-- Start DATASET EXCERPTS --

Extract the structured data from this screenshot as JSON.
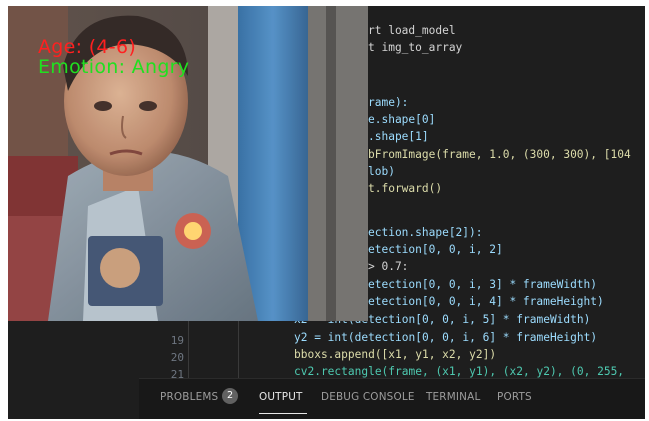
{
  "overlay": {
    "age": "Age: (4-6)",
    "emotion": "Emotion: Angry",
    "age_color": "#ff2020",
    "emotion_color": "#20e020"
  },
  "editor": {
    "line_numbers": [
      "19",
      "20",
      "21"
    ],
    "code": {
      "l1_rest": "rt load_model",
      "l2_rest": "t img_to_array",
      "l3": "rame):",
      "l4": "e.shape[0]",
      "l5": ".shape[1]",
      "l6": "bFromImage(frame, 1.0, (300, 300), [104",
      "l7": "lob)",
      "l8": "t.forward()",
      "l9": "ection.shape[2]):",
      "l10": "etection[0, 0, i, 2]",
      "l11": "> 0.7:",
      "l12": "etection[0, 0, i, 3] * frameWidth)",
      "l13": "etection[0, 0, i, 4] * frameHeight)",
      "l14": "x2 = int(detection[0, 0, i, 5] * frameWidth)",
      "l15": "y2 = int(detection[0, 0, i, 6] * frameHeight)",
      "l16": "bboxs.append([x1, y1, x2, y2])",
      "l17": "cv2.rectangle(frame, (x1, y1), (x2, y2), (0, 255,"
    }
  },
  "panel": {
    "tabs": [
      "PROBLEMS",
      "OUTPUT",
      "DEBUG CONSOLE",
      "TERMINAL",
      "PORTS"
    ],
    "problems_count": "2",
    "active_tab": "OUTPUT"
  }
}
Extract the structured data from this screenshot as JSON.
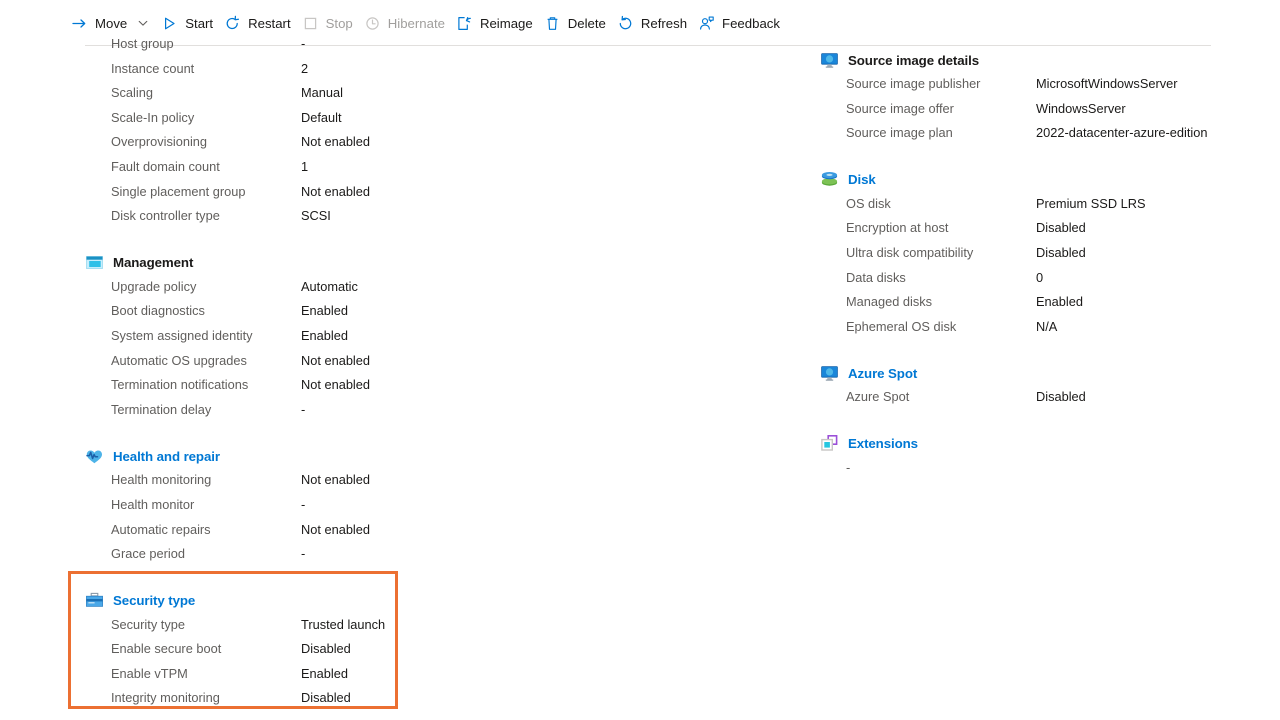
{
  "toolbar": {
    "items": [
      {
        "label": "Move",
        "icon": "move-arrow-icon",
        "disabled": false,
        "chevron": true
      },
      {
        "label": "Start",
        "icon": "play-icon",
        "disabled": false,
        "chevron": false
      },
      {
        "label": "Restart",
        "icon": "restart-icon",
        "disabled": false,
        "chevron": false
      },
      {
        "label": "Stop",
        "icon": "stop-square-icon",
        "disabled": true,
        "chevron": false
      },
      {
        "label": "Hibernate",
        "icon": "clock-icon",
        "disabled": true,
        "chevron": false
      },
      {
        "label": "Reimage",
        "icon": "reimage-icon",
        "disabled": false,
        "chevron": false
      },
      {
        "label": "Delete",
        "icon": "trash-icon",
        "disabled": false,
        "chevron": false
      },
      {
        "label": "Refresh",
        "icon": "refresh-icon",
        "disabled": false,
        "chevron": false
      },
      {
        "label": "Feedback",
        "icon": "feedback-person-icon",
        "disabled": false,
        "chevron": false
      }
    ]
  },
  "colors": {
    "accent": "#0078d4",
    "highlight_border": "#ec7032",
    "label": "#605e5c",
    "value": "#1b1a19",
    "disabled": "#a19f9d"
  },
  "left_column": {
    "top_rows": [
      {
        "key": "Host group",
        "value": "-"
      },
      {
        "key": "Instance count",
        "value": "2"
      },
      {
        "key": "Scaling",
        "value": "Manual"
      },
      {
        "key": "Scale-In policy",
        "value": "Default"
      },
      {
        "key": "Overprovisioning",
        "value": "Not enabled"
      },
      {
        "key": "Fault domain count",
        "value": "1"
      },
      {
        "key": "Single placement group",
        "value": "Not enabled"
      },
      {
        "key": "Disk controller type",
        "value": "SCSI"
      }
    ],
    "management": {
      "title": "Management",
      "icon": "window-management-icon",
      "title_color": "dark",
      "rows": [
        {
          "key": "Upgrade policy",
          "value": "Automatic"
        },
        {
          "key": "Boot diagnostics",
          "value": "Enabled"
        },
        {
          "key": "System assigned identity",
          "value": "Enabled"
        },
        {
          "key": "Automatic OS upgrades",
          "value": "Not enabled"
        },
        {
          "key": "Termination notifications",
          "value": "Not enabled"
        },
        {
          "key": "Termination delay",
          "value": "-"
        }
      ]
    },
    "health_and_repair": {
      "title": "Health and repair",
      "icon": "heart-pulse-icon",
      "title_color": "accent",
      "rows": [
        {
          "key": "Health monitoring",
          "value": "Not enabled"
        },
        {
          "key": "Health monitor",
          "value": "-"
        },
        {
          "key": "Automatic repairs",
          "value": "Not enabled"
        },
        {
          "key": "Grace period",
          "value": "-"
        }
      ]
    },
    "security_type": {
      "title": "Security type",
      "icon": "toolbox-security-icon",
      "title_color": "accent",
      "highlighted": true,
      "rows": [
        {
          "key": "Security type",
          "value": "Trusted launch"
        },
        {
          "key": "Enable secure boot",
          "value": "Disabled"
        },
        {
          "key": "Enable vTPM",
          "value": "Enabled"
        },
        {
          "key": "Integrity monitoring",
          "value": "Disabled"
        }
      ]
    }
  },
  "right_column": {
    "source_image_details": {
      "title": "Source image details",
      "icon": "monitor-icon",
      "title_color": "dark",
      "rows": [
        {
          "key": "Source image publisher",
          "value": "MicrosoftWindowsServer"
        },
        {
          "key": "Source image offer",
          "value": "WindowsServer"
        },
        {
          "key": "Source image plan",
          "value": "2022-datacenter-azure-edition"
        }
      ]
    },
    "disk": {
      "title": "Disk",
      "icon": "disk-stack-icon",
      "title_color": "accent",
      "rows": [
        {
          "key": "OS disk",
          "value": "Premium SSD LRS"
        },
        {
          "key": "Encryption at host",
          "value": "Disabled"
        },
        {
          "key": "Ultra disk compatibility",
          "value": "Disabled"
        },
        {
          "key": "Data disks",
          "value": "0"
        },
        {
          "key": "Managed disks",
          "value": "Enabled"
        },
        {
          "key": "Ephemeral OS disk",
          "value": "N/A"
        }
      ]
    },
    "azure_spot": {
      "title": "Azure Spot",
      "icon": "monitor-icon",
      "title_color": "accent",
      "rows": [
        {
          "key": "Azure Spot",
          "value": "Disabled"
        }
      ]
    },
    "extensions": {
      "title": "Extensions",
      "icon": "extensions-squares-icon",
      "title_color": "accent",
      "rows": [
        {
          "key": "-",
          "value": ""
        }
      ]
    }
  }
}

-- End DATASET EXCERPTS --

▶ _TASK PROMPT_
Return the full material word for word. Do not include the pictures.

▶ _SOLUTION TO THIS PROBLEM_
Extract the structured data from this screenshot as JSON.
{
  "overlay": {
    "age": "Age: (4-6)",
    "emotion": "Emotion: Angry",
    "age_color": "#ff2020",
    "emotion_color": "#20e020"
  },
  "editor": {
    "line_numbers": [
      "19",
      "20",
      "21"
    ],
    "code": {
      "l1_rest": "rt load_model",
      "l2_rest": "t img_to_array",
      "l3": "rame):",
      "l4": "e.shape[0]",
      "l5": ".shape[1]",
      "l6": "bFromImage(frame, 1.0, (300, 300), [104",
      "l7": "lob)",
      "l8": "t.forward()",
      "l9": "ection.shape[2]):",
      "l10": "etection[0, 0, i, 2]",
      "l11": "> 0.7:",
      "l12": "etection[0, 0, i, 3] * frameWidth)",
      "l13": "etection[0, 0, i, 4] * frameHeight)",
      "l14": "x2 = int(detection[0, 0, i, 5] * frameWidth)",
      "l15": "y2 = int(detection[0, 0, i, 6] * frameHeight)",
      "l16": "bboxs.append([x1, y1, x2, y2])",
      "l17": "cv2.rectangle(frame, (x1, y1), (x2, y2), (0, 255,"
    }
  },
  "panel": {
    "tabs": [
      "PROBLEMS",
      "OUTPUT",
      "DEBUG CONSOLE",
      "TERMINAL",
      "PORTS"
    ],
    "problems_count": "2",
    "active_tab": "OUTPUT"
  }
}
Extract the structured data from this screenshot as JSON.
{
  "toolbar": {
    "items": [
      {
        "label": "Move",
        "icon": "move-arrow-icon",
        "disabled": false,
        "chevron": true
      },
      {
        "label": "Start",
        "icon": "play-icon",
        "disabled": false,
        "chevron": false
      },
      {
        "label": "Restart",
        "icon": "restart-icon",
        "disabled": false,
        "chevron": false
      },
      {
        "label": "Stop",
        "icon": "stop-square-icon",
        "disabled": true,
        "chevron": false
      },
      {
        "label": "Hibernate",
        "icon": "clock-icon",
        "disabled": true,
        "chevron": false
      },
      {
        "label": "Reimage",
        "icon": "reimage-icon",
        "disabled": false,
        "chevron": false
      },
      {
        "label": "Delete",
        "icon": "trash-icon",
        "disabled": false,
        "chevron": false
      },
      {
        "label": "Refresh",
        "icon": "refresh-icon",
        "disabled": false,
        "chevron": false
      },
      {
        "label": "Feedback",
        "icon": "feedback-person-icon",
        "disabled": false,
        "chevron": false
      }
    ]
  },
  "colors": {
    "accent": "#0078d4",
    "highlight_border": "#ec7032",
    "label": "#605e5c",
    "value": "#1b1a19",
    "disabled": "#a19f9d"
  },
  "left_column": {
    "top_rows": [
      {
        "key": "Host group",
        "value": "-"
      },
      {
        "key": "Instance count",
        "value": "2"
      },
      {
        "key": "Scaling",
        "value": "Manual"
      },
      {
        "key": "Scale-In policy",
        "value": "Default"
      },
      {
        "key": "Overprovisioning",
        "value": "Not enabled"
      },
      {
        "key": "Fault domain count",
        "value": "1"
      },
      {
        "key": "Single placement group",
        "value": "Not enabled"
      },
      {
        "key": "Disk controller type",
        "value": "SCSI"
      }
    ],
    "management": {
      "title": "Management",
      "icon": "window-management-icon",
      "title_color": "dark",
      "rows": [
        {
          "key": "Upgrade policy",
          "value": "Automatic"
        },
        {
          "key": "Boot diagnostics",
          "value": "Enabled"
        },
        {
          "key": "System assigned identity",
          "value": "Enabled"
        },
        {
          "key": "Automatic OS upgrades",
          "value": "Not enabled"
        },
        {
          "key": "Termination notifications",
          "value": "Not enabled"
        },
        {
          "key": "Termination delay",
          "value": "-"
        }
      ]
    },
    "health_and_repair": {
      "title": "Health and repair",
      "icon": "heart-pulse-icon",
      "title_color": "accent",
      "rows": [
        {
          "key": "Health monitoring",
          "value": "Not enabled"
        },
        {
          "key": "Health monitor",
          "value": "-"
        },
        {
          "key": "Automatic repairs",
          "value": "Not enabled"
        },
        {
          "key": "Grace period",
          "value": "-"
        }
      ]
    },
    "security_type": {
      "title": "Security type",
      "icon": "toolbox-security-icon",
      "title_color": "accent",
      "highlighted": true,
      "rows": [
        {
          "key": "Security type",
          "value": "Trusted launch"
        },
        {
          "key": "Enable secure boot",
          "value": "Disabled"
        },
        {
          "key": "Enable vTPM",
          "value": "Enabled"
        },
        {
          "key": "Integrity monitoring",
          "value": "Disabled"
        }
      ]
    }
  },
  "right_column": {
    "source_image_details": {
      "title": "Source image details",
      "icon": "monitor-icon",
      "title_color": "dark",
      "rows": [
        {
          "key": "Source image publisher",
          "value": "MicrosoftWindowsServer"
        },
        {
          "key": "Source image offer",
          "value": "WindowsServer"
        },
        {
          "key": "Source image plan",
          "value": "2022-datacenter-azure-edition"
        }
      ]
    },
    "disk": {
      "title": "Disk",
      "icon": "disk-stack-icon",
      "title_color": "accent",
      "rows": [
        {
          "key": "OS disk",
          "value": "Premium SSD LRS"
        },
        {
          "key": "Encryption at host",
          "value": "Disabled"
        },
        {
          "key": "Ultra disk compatibility",
          "value": "Disabled"
        },
        {
          "key": "Data disks",
          "value": "0"
        },
        {
          "key": "Managed disks",
          "value": "Enabled"
        },
        {
          "key": "Ephemeral OS disk",
          "value": "N/A"
        }
      ]
    },
    "azure_spot": {
      "title": "Azure Spot",
      "icon": "monitor-icon",
      "title_color": "accent",
      "rows": [
        {
          "key": "Azure Spot",
          "value": "Disabled"
        }
      ]
    },
    "extensions": {
      "title": "Extensions",
      "icon": "extensions-squares-icon",
      "title_color": "accent",
      "rows": [
        {
          "key": "-",
          "value": ""
        }
      ]
    }
  }
}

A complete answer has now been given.